Stored items:
--- Start ---

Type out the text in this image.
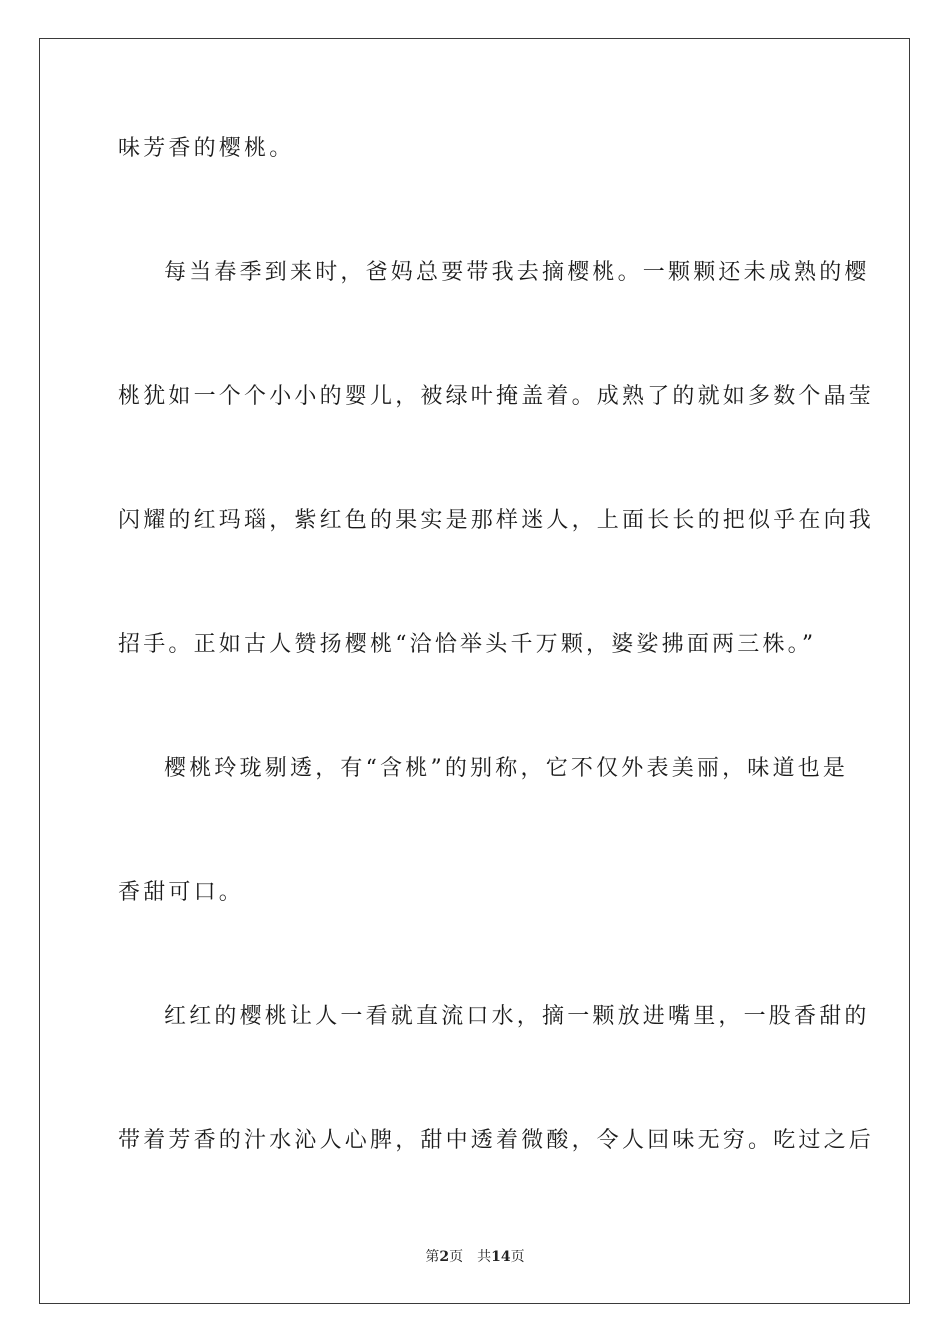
味芳香的樱桃。
每当春季到来时，爸妈总要带我去摘樱桃。一颗颗还未成熟的樱
桃犹如一个个小小的婴儿，被绿叶掩盖着。成熟了的就如多数个晶莹
闪耀的红玛瑙，紫红色的果实是那样迷人，上面长长的把似乎在向我
招手。正如古人赞扬樱桃“洽恰举头千万颗，婆娑拂面两三株。”
樱桃玲珑剔透，有“含桃”的别称，它不仅外表美丽，味道也是
香甜可口。
红红的樱桃让人一看就直流口水，摘一颗放进嘴里，一股香甜的
带着芳香的汁水沁人心脾，甜中透着微酸，令人回味无穷。吃过之后
第2页 共14页
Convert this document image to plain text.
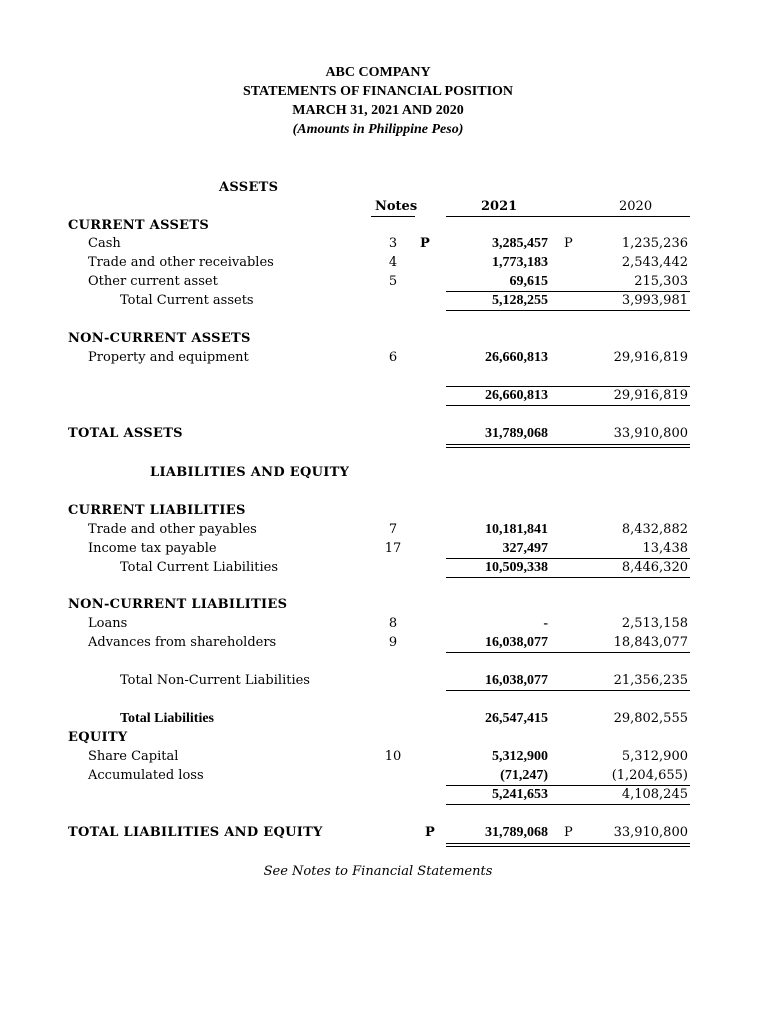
ABC COMPANY
STATEMENTS OF FINANCIAL POSITION
MARCH 31, 2021 AND 2020
(Amounts in Philippine Peso)
ASSETS
Notes	2021	2020
CURRENT ASSETS
Cash	3	P	3,285,457 P	1,235,236
Trade and other receivables	4	1,773,183	2,543,442
Other current asset	5	69,615	215,303
Total Current assets	5,128,255	3,993,981
NON-CURRENT ASSETS
Property and equipment	6	26,660,813	29,916,819
26,660,813	29,916,819
TOTAL ASSETS	31,789,068	33,910,800
LIABILITIES AND EQUITY
CURRENT LIABILITIES
Trade and other payables	7	10,181,841	8,432,882
Income tax payable	17	327,497	13,438
Total Current Liabilities	10,509,338	8,446,320
NON-CURRENT LIABILITIES
Loans	8	-	2,513,158
Advances from shareholders	9	16,038,077	18,843,077
Total Non-Current Liabilities	16,038,077	21,356,235
Total Liabilities	26,547,415	29,802,555
EQUITY
Share Capital	10	5,312,900	5,312,900
Accumulated loss	(71,247)	(1,204,655)
5,241,653	4,108,245
TOTAL LIABILITIES AND EQUITY	P	31,789,068 P	33,910,800
See Notes to Financial Statements
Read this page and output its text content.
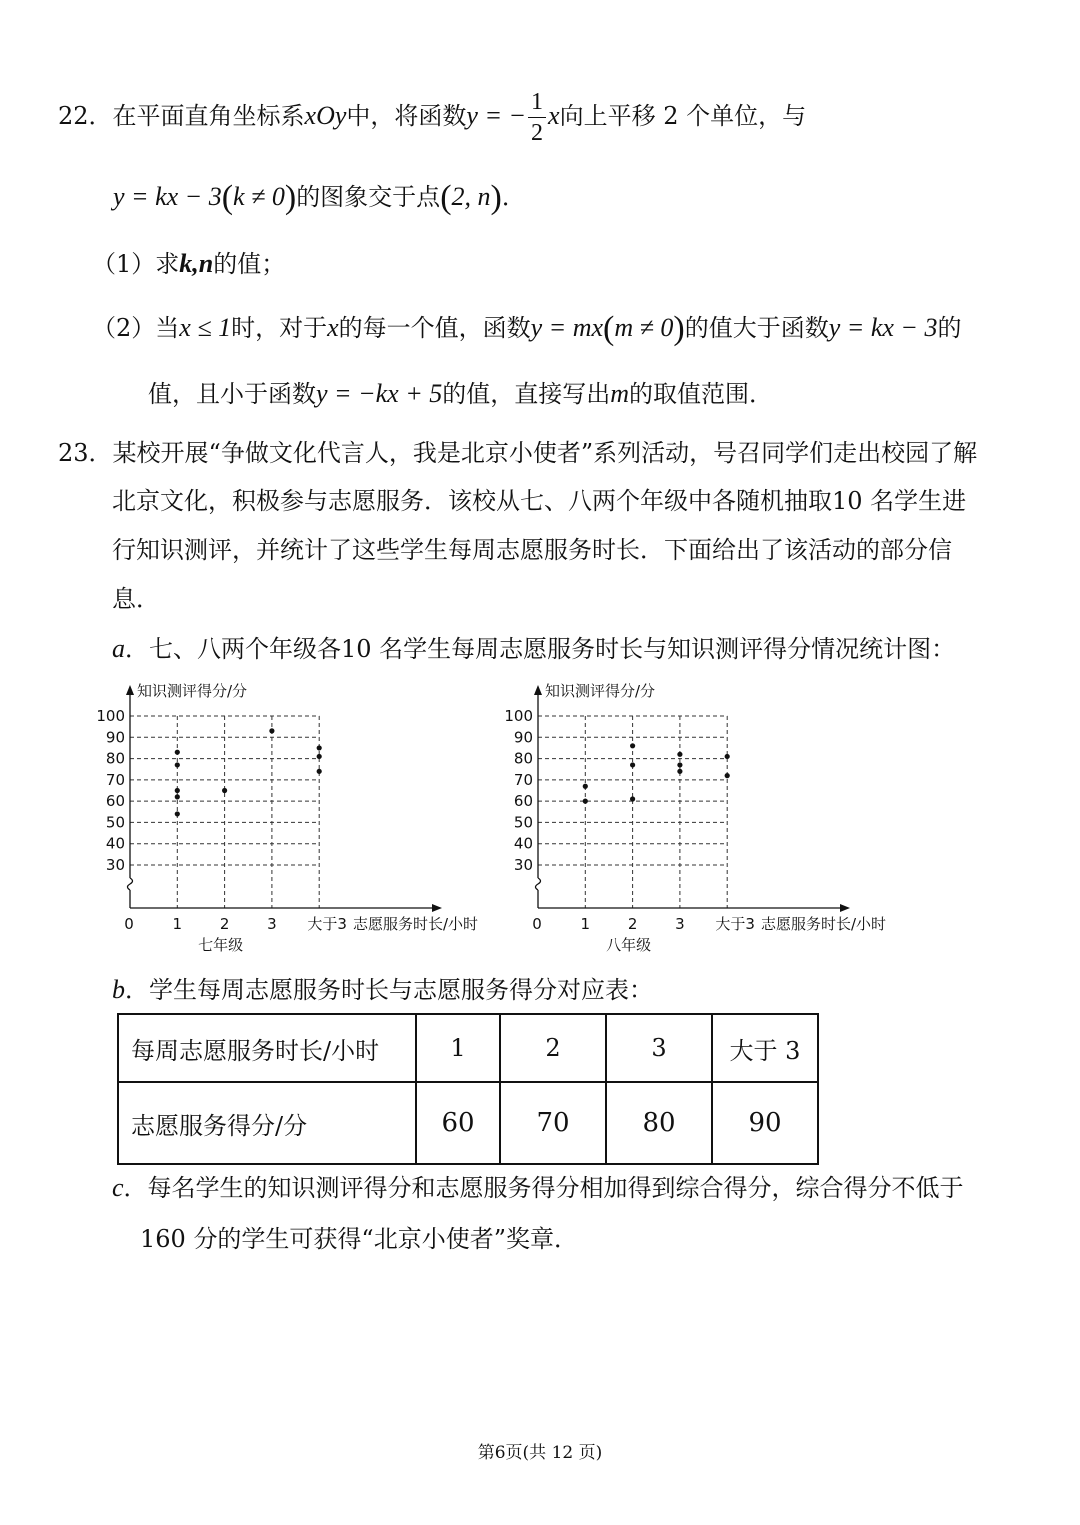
22．在平面直角坐标系xOy中，将函数y = − $\frac{1}{2}$ x向上平移 2 个单位，与
y = kx − 3(k ≠ 0)的图象交于点(2, n)．
（1）求k,n的值；
（2）当x ≤ 1时，对于x的每一个值，函数y = mx(m ≠ 0)的值大于函数y = kx − 3的
值，且小于函数y = −kx + 5的值，直接写出m的取值范围．
23．某校开展“争做文化代言人，我是北京小使者”系列活动，号召同学们走出校园了解
北京文化，积极参与志愿服务．该校从七、八两个年级中各随机抽取10 名学生进
行知识测评，并统计了这些学生每周志愿服务时长．下面给出了该活动的部分信
息．
a．七、八两个年级各10 名学生每周志愿服务时长与知识测评得分情况统计图：
30
40
50
60
70
80
90
100
1	2	3 大于3
知识测评得分/分
志愿服务时长/小时
0
七年级
30
40
50
60
70
80
90
100
1	2	3 大于3
知识测评得分/分
志愿服务时长/小时
0
八年级
b．学生每周志愿服务时长与志愿服务得分对应表：
每周志愿服务时长/小时	1	2	3	大于 3
志愿服务得分/分	60	70	80	90
c．每名学生的知识测评得分和志愿服务得分相加得到综合得分，综合得分不低于
160 分的学生可获得“北京小使者”奖章．
第6页(共 12 页)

--- End ---

● **REQUIRED TASK**: Gather all lines of the records that include the word "EQUITY".

● **ANSWER FOR THIS EXERCISE**:
LIABILITIES AND EQUITY
EQUITY
TOTAL LIABILITIES AND EQUITY	P	31,789,068 P	33,910,800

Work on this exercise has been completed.